* [Exercise]
Do not carry the pictures over; copy every other part of the entries exactly.

+--

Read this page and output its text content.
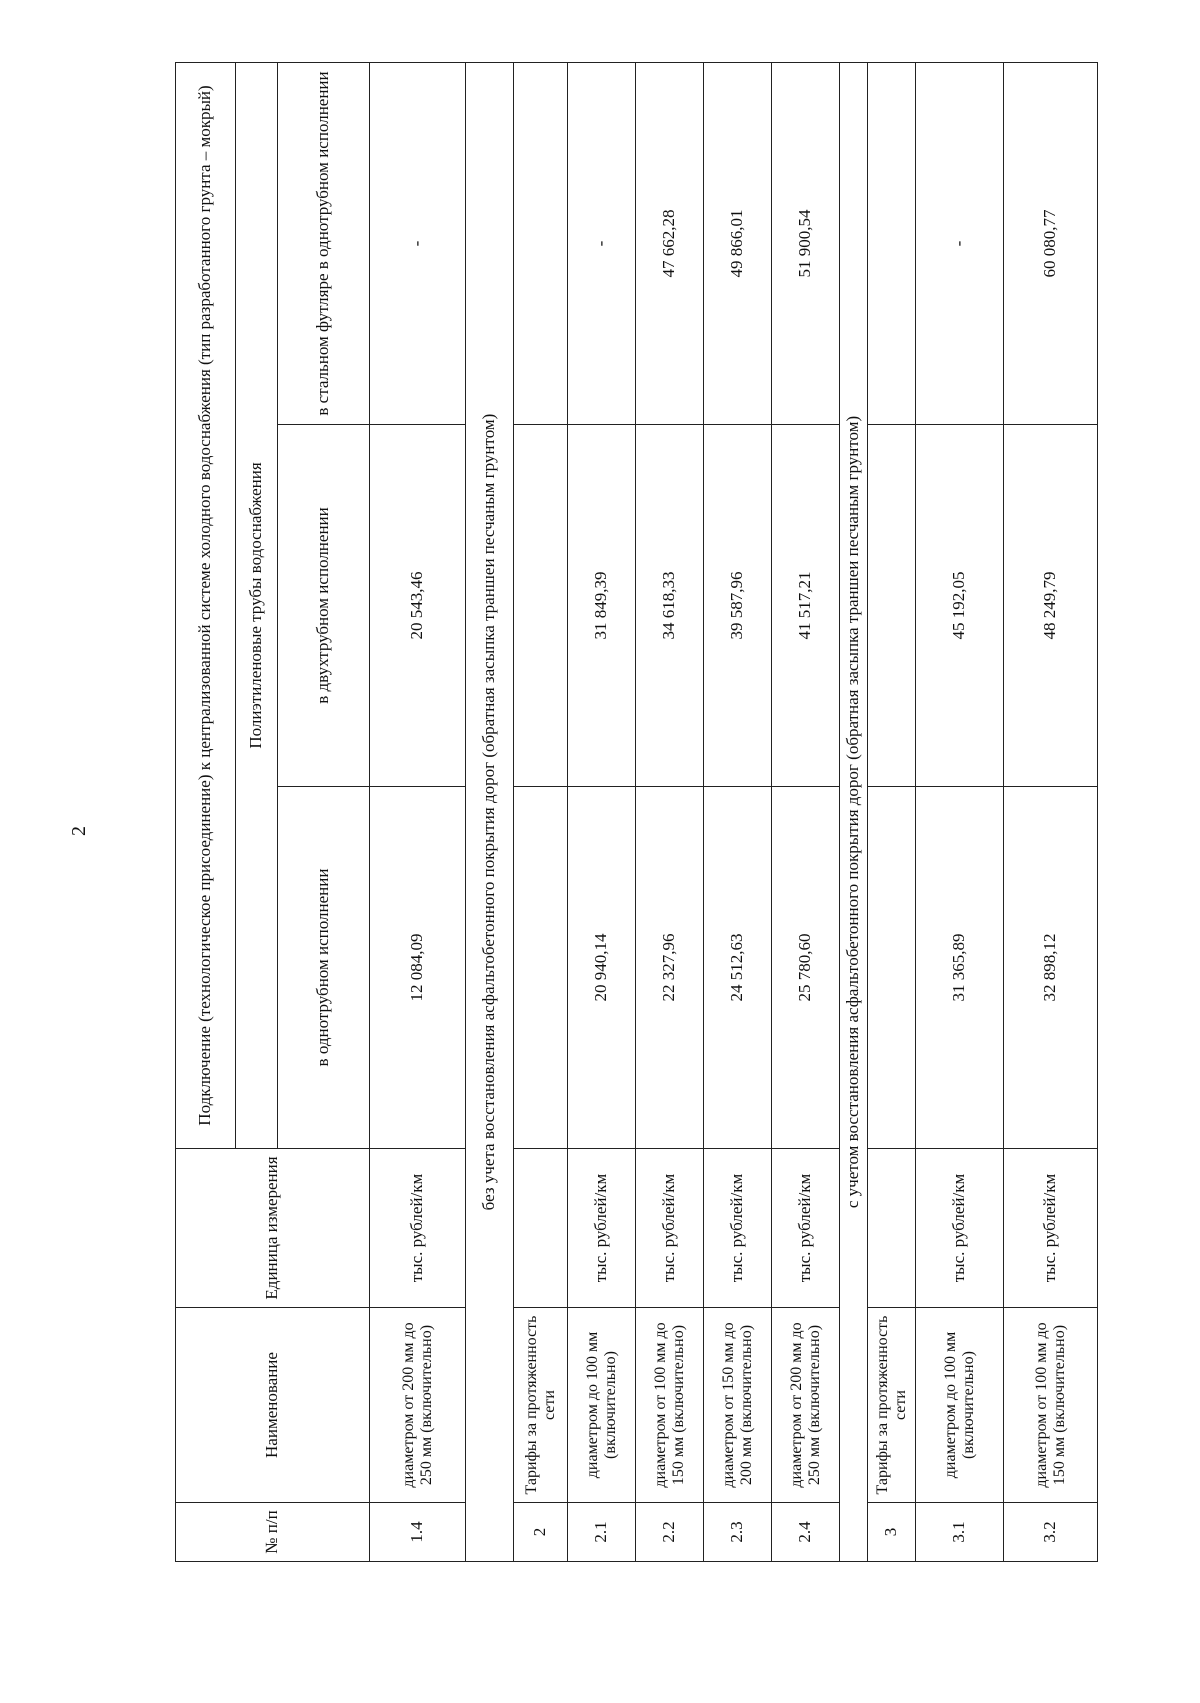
2
№ п/п	Наименование	Единица измерения	Подключение (технологическое присоединение) к централизованной системе холодного водоснабжения (тип разработанного грунта – мокрый)		
			Полиэтиленовые трубы водоснабжения		
			в однотрубном исполнении	в двухтрубном исполнении	в стальном футляре в однотрубном исполнении
1.4	диаметром от 200 мм до 250 мм (включительно)	тыс. рублей/км	12 084,09	20 543,46	-
без учета восстановления асфальтобетонного покрытия дорог (обратная засыпка траншеи песчаным грунтом)					
2	Тарифы за протяженность сети				
2.1	диаметром до 100 мм (включительно)	тыс. рублей/км	20 940,14	31 849,39	-
2.2	диаметром от 100 мм до 150 мм (включительно)	тыс. рублей/км	22 327,96	34 618,33	47 662,28
2.3	диаметром от 150 мм до 200 мм (включительно)	тыс. рублей/км	24 512,63	39 587,96	49 866,01
2.4	диаметром от 200 мм до 250 мм (включительно)	тыс. рублей/км	25 780,60	41 517,21	51 900,54
с учетом восстановления асфальтобетонного покрытия дорог (обратная засыпка траншеи песчаным грунтом)					
3	Тарифы за протяженность сети				
3.1	диаметром до 100 мм (включительно)	тыс. рублей/км	31 365,89	45 192,05	-
3.2	диаметром от 100 мм до 150 мм (включительно)	тыс. рублей/км	32 898,12	48 249,79	60 080,77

+--

* [Written reply]
Read this page and output its text content.
2
№ п/п	Наименование	Единица измерения	Подключение (технологическое присоединение) к централизованной системе холодного водоснабжения (тип разработанного грунта – мокрый)		
			Полиэтиленовые трубы водоснабжения		
			в однотрубном исполнении	в двухтрубном исполнении	в стальном футляре в однотрубном исполнении
1.4	диаметром от 200 мм до 250 мм (включительно)	тыс. рублей/км	12 084,09	20 543,46	-
без учета восстановления асфальтобетонного покрытия дорог (обратная засыпка траншеи песчаным грунтом)					
2	Тарифы за протяженность сети				
2.1	диаметром до 100 мм (включительно)	тыс. рублей/км	20 940,14	31 849,39	-
2.2	диаметром от 100 мм до 150 мм (включительно)	тыс. рублей/км	22 327,96	34 618,33	47 662,28
2.3	диаметром от 150 мм до 200 мм (включительно)	тыс. рублей/км	24 512,63	39 587,96	49 866,01
2.4	диаметром от 200 мм до 250 мм (включительно)	тыс. рублей/км	25 780,60	41 517,21	51 900,54
с учетом восстановления асфальтобетонного покрытия дорог (обратная засыпка траншеи песчаным грунтом)					
3	Тарифы за протяженность сети				
3.1	диаметром до 100 мм (включительно)	тыс. рублей/км	31 365,89	45 192,05	-
3.2	диаметром от 100 мм до 150 мм (включительно)	тыс. рублей/км	32 898,12	48 249,79	60 080,77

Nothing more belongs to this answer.